Stated task: Copy every line of the records below exactly, leaving out the pictures.

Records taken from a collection
○ ○ ○ ○ ○

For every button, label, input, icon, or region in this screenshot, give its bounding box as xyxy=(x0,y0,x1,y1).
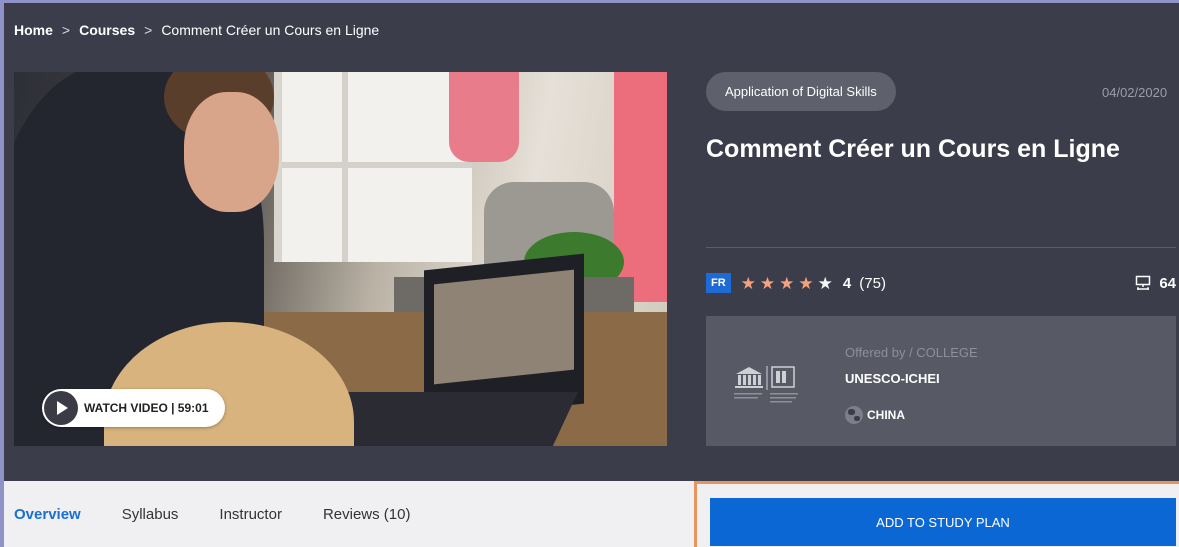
globe-icon xyxy=(845,406,863,424)
tab-instructor[interactable]: Instructor xyxy=(219,482,282,547)
tab-syllabus[interactable]: Syllabus xyxy=(122,482,179,547)
breadcrumb-separator-icon: > xyxy=(61,22,71,38)
tab-reviews[interactable]: Reviews (10) xyxy=(323,482,411,547)
add-to-study-plan-button[interactable]: ADD TO STUDY PLAN xyxy=(710,498,1176,546)
star-half-icon: ★ xyxy=(817,273,833,293)
course-date: 04/02/2020 xyxy=(1102,85,1168,100)
photo-window xyxy=(274,72,472,262)
language-badge: FR xyxy=(706,273,731,293)
provider-card[interactable]: Offered by / COLLEGE UNESCO-ICHEI CHINA xyxy=(706,316,1176,446)
breadcrumb-courses-link[interactable]: Courses xyxy=(79,22,135,38)
rating-value: 4 xyxy=(842,274,852,292)
page-frame: Home > Courses > Comment Créer un Cours … xyxy=(0,0,1179,547)
category-badge[interactable]: Application of Digital Skills xyxy=(706,72,896,111)
photo-woman-face xyxy=(184,92,279,212)
breadcrumb: Home > Courses > Comment Créer un Cours … xyxy=(14,22,379,38)
photo-pink-cloth xyxy=(449,72,519,162)
breadcrumb-separator-icon: > xyxy=(144,22,153,38)
star-icon: ★ xyxy=(759,273,776,293)
photo-laptop-screen xyxy=(434,269,574,385)
watch-video-button[interactable]: WATCH VIDEO | 59:01 xyxy=(42,389,225,427)
breadcrumb-current: Comment Créer un Cours en Ligne xyxy=(161,22,380,38)
play-icon xyxy=(44,391,78,425)
star-icon: ★ xyxy=(798,273,814,293)
presentation-icon xyxy=(1136,275,1151,290)
course-tabs: Overview Syllabus Instructor Reviews (10… xyxy=(4,481,694,547)
tab-overview[interactable]: Overview xyxy=(14,482,81,547)
country-label: CHINA xyxy=(867,408,905,422)
course-hero: Home > Courses > Comment Créer un Cours … xyxy=(4,3,1179,481)
provider-name[interactable]: UNESCO-ICHEI xyxy=(845,371,940,386)
photo-keyboard xyxy=(320,392,578,446)
star-icon: ★ xyxy=(740,273,756,293)
course-title: Comment Créer un Cours en Ligne xyxy=(706,135,1120,163)
course-video-thumbnail[interactable]: WATCH VIDEO | 59:01 xyxy=(14,72,667,446)
star-icon: ★ xyxy=(779,273,795,293)
lessons-count: 64 xyxy=(1135,275,1176,292)
divider xyxy=(706,247,1176,248)
offered-by-label: Offered by / COLLEGE xyxy=(845,345,978,360)
watch-video-label: WATCH VIDEO | 59:01 xyxy=(84,401,209,415)
star-rating: ★ ★ ★ ★ ★ xyxy=(741,275,833,292)
lessons-count-value: 64 xyxy=(1159,274,1176,292)
rating-row: FR ★ ★ ★ ★ ★ 4 (75) 64 xyxy=(706,270,1176,296)
provider-country: CHINA xyxy=(845,406,905,424)
cta-highlight: ADD TO STUDY PLAN xyxy=(694,481,1179,547)
provider-logo xyxy=(734,366,798,403)
rating-count[interactable]: (75) xyxy=(859,275,886,292)
breadcrumb-home-link[interactable]: Home xyxy=(14,22,53,38)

○ ○ ○ ○ ○

Complete answer:
For every button, label, input, icon, or region in this screenshot, give its bounding box as xyxy=(x0,y0,x1,y1).
globe-icon xyxy=(845,406,863,424)
tab-instructor[interactable]: Instructor xyxy=(219,482,282,547)
tab-syllabus[interactable]: Syllabus xyxy=(122,482,179,547)
breadcrumb-separator-icon: > xyxy=(61,22,71,38)
tab-reviews[interactable]: Reviews (10) xyxy=(323,482,411,547)
add-to-study-plan-button[interactable]: ADD TO STUDY PLAN xyxy=(710,498,1176,546)
star-half-icon: ★ xyxy=(817,273,833,293)
course-date: 04/02/2020 xyxy=(1102,85,1168,100)
photo-window xyxy=(274,72,472,262)
language-badge: FR xyxy=(706,273,731,293)
provider-card[interactable]: Offered by / COLLEGE UNESCO-ICHEI CHINA xyxy=(706,316,1176,446)
breadcrumb-courses-link[interactable]: Courses xyxy=(79,22,135,38)
rating-value: 4 xyxy=(842,274,852,292)
page-frame: Home > Courses > Comment Créer un Cours … xyxy=(0,0,1179,547)
category-badge[interactable]: Application of Digital Skills xyxy=(706,72,896,111)
photo-woman-face xyxy=(184,92,279,212)
breadcrumb: Home > Courses > Comment Créer un Cours … xyxy=(14,22,379,38)
photo-pink-cloth xyxy=(449,72,519,162)
breadcrumb-separator-icon: > xyxy=(144,22,153,38)
star-icon: ★ xyxy=(759,273,776,293)
photo-laptop-screen xyxy=(434,269,574,385)
watch-video-button[interactable]: WATCH VIDEO | 59:01 xyxy=(42,389,225,427)
breadcrumb-current: Comment Créer un Cours en Ligne xyxy=(161,22,380,38)
play-icon xyxy=(44,391,78,425)
star-icon: ★ xyxy=(798,273,814,293)
presentation-icon xyxy=(1136,275,1151,290)
course-tabs: Overview Syllabus Instructor Reviews (10… xyxy=(4,481,694,547)
tab-overview[interactable]: Overview xyxy=(14,482,81,547)
country-label: CHINA xyxy=(867,408,905,422)
course-hero: Home > Courses > Comment Créer un Cours … xyxy=(4,3,1179,481)
provider-name[interactable]: UNESCO-ICHEI xyxy=(845,371,940,386)
photo-keyboard xyxy=(320,392,578,446)
star-icon: ★ xyxy=(740,273,756,293)
course-title: Comment Créer un Cours en Ligne xyxy=(706,135,1120,163)
course-video-thumbnail[interactable]: WATCH VIDEO | 59:01 xyxy=(14,72,667,446)
star-icon: ★ xyxy=(779,273,795,293)
lessons-count: 64 xyxy=(1135,275,1176,292)
divider xyxy=(706,247,1176,248)
offered-by-label: Offered by / COLLEGE xyxy=(845,345,978,360)
watch-video-label: WATCH VIDEO | 59:01 xyxy=(84,401,209,415)
star-rating: ★ ★ ★ ★ ★ xyxy=(741,275,833,292)
lessons-count-value: 64 xyxy=(1159,274,1176,292)
rating-row: FR ★ ★ ★ ★ ★ 4 (75) 64 xyxy=(706,270,1176,296)
provider-country: CHINA xyxy=(845,406,905,424)
cta-highlight: ADD TO STUDY PLAN xyxy=(694,481,1179,547)
provider-logo xyxy=(734,366,798,403)
rating-count[interactable]: (75) xyxy=(859,275,886,292)
breadcrumb-home-link[interactable]: Home xyxy=(14,22,53,38)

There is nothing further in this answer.